##### TEXTE SOURCE

1614-1640 - Aveu de l'évêque de Quimper pour les fourches patibulaires de Kerelan
Il s'agit en l’occurrence de quatre piliers de pierres reliés par des traverses en bois auxquelles étaient suspendus les condamnés à mort exposés à la vue des passants, le long de la route de Coray à la sortie de la ville épiscopale de Quimper.
Les restes de ces piliers se trouvent actuellement dans la cour du manoir voisin du Cleuyou.
En savoir plus : « 1425 - Lettre de concession du duc Jean V pour l'érection de fourches patibulaire » ¤ « 1682 - Possessions gabéricoises du seigneur de Coëtlogon, évêque de Quimper » ¤ « CHATELLIER Armand (du) - Evêché et ville de Kemper » ¤ « ABGRALL Jean-Marie - En vélo autour de Quimper » ¤ « Le manoir du Cleuziou/Cleuyou » ¤ « 1736-1740 - Défense des droits de fief, de justices et de prééminences pour Lezergué » ¤
Présentation
Il y est mentionné des fourches « patibulaires [4] à quatre post de pierre, situés au haut d'une montagne proche du village de Kerelan, près le manoir du Cleuziou », c'est-à-dire quatre piliers de pierres reliés par des traverses en bois auxquelles étaient suspendus les condamnés à mort exposés à la vue des passants. L'évêque de Quimper avait obtenu le droit « d’exécution des condamnés par sa juridiction temporelle » en 1425 , ce par lettre patente du duc Jean V [5].
Ces patibulaires, sous la juridiction de l'évêque de Quimper de 1614 à 1640, en l'occurrence Guillaume Le Prestre, seigneur de Lezonnet [6], étaient placées à l'extérieur de la ville de Quimper, sur les hauteurs entre Kerelan et Cleuyou (actuellement le quartier du Rouillen), à l'entrée ouest de la paroisse d'Ergué-Gabéric. Ces terres étaient rattachées à cette époque, aux 16 et 17e siècles, à la paroisse de Lanniron, avant de dépendre ensuite d'Ergué-Armel, puis enfin à la Révolution d'être englobé dans le territoire de la commune d'Ergué-Gabéric [7].
Les patibulaires n'étaient pas systématiquement le lieu d'exécution de toutes les sentences, mais celui où les corps des pendus étaient suspendus jusqu'à décomposition des cadavres pour impressionner les populations. Le document indique par ailleurs des « droit de potence et gibet en la dicte ville » de Quimper où avaient aussi lieu des exécutions par pendaison.
L'aveu de l'évêque indique également la mention de « justiaires », termes qui n'est pas explicite et pour lequel nous n'avons pas d'explications. La terre au-dessus de la ferme de Kerelan était connue sous le nom de Justicou ou Parc ar Justizou (document de 1644 [8]). Louis Le Guennec mentionne l'existence des restes des piliers des patibulaires de Kerelan comme suit : « à l'entrée de l'enclos, les débris de deux piliers ronds en granit provenant du gibet de la juridiction des Regaires, qui s'élevait à côté, sur le tertre des justices, au-dessus du moulin de St-Denis. ».

##########
##### EXTRAIT DES DONNÉES

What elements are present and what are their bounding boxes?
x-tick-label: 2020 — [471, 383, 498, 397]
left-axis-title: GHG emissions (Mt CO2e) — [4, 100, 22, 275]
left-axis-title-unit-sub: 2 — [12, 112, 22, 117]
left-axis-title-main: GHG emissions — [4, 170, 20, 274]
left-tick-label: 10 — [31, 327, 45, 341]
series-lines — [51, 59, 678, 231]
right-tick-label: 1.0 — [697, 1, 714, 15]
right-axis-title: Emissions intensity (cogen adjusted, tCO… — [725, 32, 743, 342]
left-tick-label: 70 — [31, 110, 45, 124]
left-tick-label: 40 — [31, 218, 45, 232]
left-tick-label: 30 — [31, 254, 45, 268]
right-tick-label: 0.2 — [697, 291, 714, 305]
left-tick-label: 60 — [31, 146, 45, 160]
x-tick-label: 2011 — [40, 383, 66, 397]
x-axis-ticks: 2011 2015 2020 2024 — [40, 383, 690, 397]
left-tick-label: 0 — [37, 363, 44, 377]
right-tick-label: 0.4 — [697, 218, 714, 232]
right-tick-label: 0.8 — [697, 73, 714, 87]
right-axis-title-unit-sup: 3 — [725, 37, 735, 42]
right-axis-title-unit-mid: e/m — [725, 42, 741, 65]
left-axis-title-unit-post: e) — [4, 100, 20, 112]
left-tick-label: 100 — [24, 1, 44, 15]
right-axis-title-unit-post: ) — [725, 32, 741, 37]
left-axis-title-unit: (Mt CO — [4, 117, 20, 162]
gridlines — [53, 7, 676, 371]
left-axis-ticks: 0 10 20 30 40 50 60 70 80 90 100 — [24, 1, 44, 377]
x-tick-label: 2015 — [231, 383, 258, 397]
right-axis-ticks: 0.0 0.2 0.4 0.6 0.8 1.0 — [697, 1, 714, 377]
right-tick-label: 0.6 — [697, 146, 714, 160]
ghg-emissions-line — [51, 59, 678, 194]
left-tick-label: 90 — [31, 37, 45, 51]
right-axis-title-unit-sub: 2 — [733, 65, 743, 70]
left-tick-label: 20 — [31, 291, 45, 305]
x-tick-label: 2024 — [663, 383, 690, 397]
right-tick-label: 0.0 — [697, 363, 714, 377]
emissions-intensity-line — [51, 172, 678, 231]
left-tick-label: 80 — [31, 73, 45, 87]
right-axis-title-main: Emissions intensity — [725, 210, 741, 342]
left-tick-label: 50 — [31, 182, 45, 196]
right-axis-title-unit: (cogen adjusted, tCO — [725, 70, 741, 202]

##########

VOTRE OBJECTIF:
Dites si chacune des affirmations suivantes concorde avec le texte sur les fourches patibulaires de Kerelan, en répondant oui ou non et en citant les mots du texte qui tranchent. (a) Les fourches patibulaires se composaient de quatre piliers de pierre reliés par des traverses en bois. (b) Les patibulaires servaient systématiquement de lieu d'exécution pour toutes les sentences. (c) Les restes des piliers se trouvent aujourd'hui dans la cour du manoir du Cleuyou.

RÉPONSE CORRECTE:
(a) Oui : « quatre piliers de pierres reliés par des traverses en bois ».
(b) Non : « Les patibulaires n'étaient pas systématiquement le lieu d'exécution de toutes les sentences ».
(c) Oui : « Les restes de ces piliers se trouvent actuellement dans la cour du manoir voisin du Cleuyou ».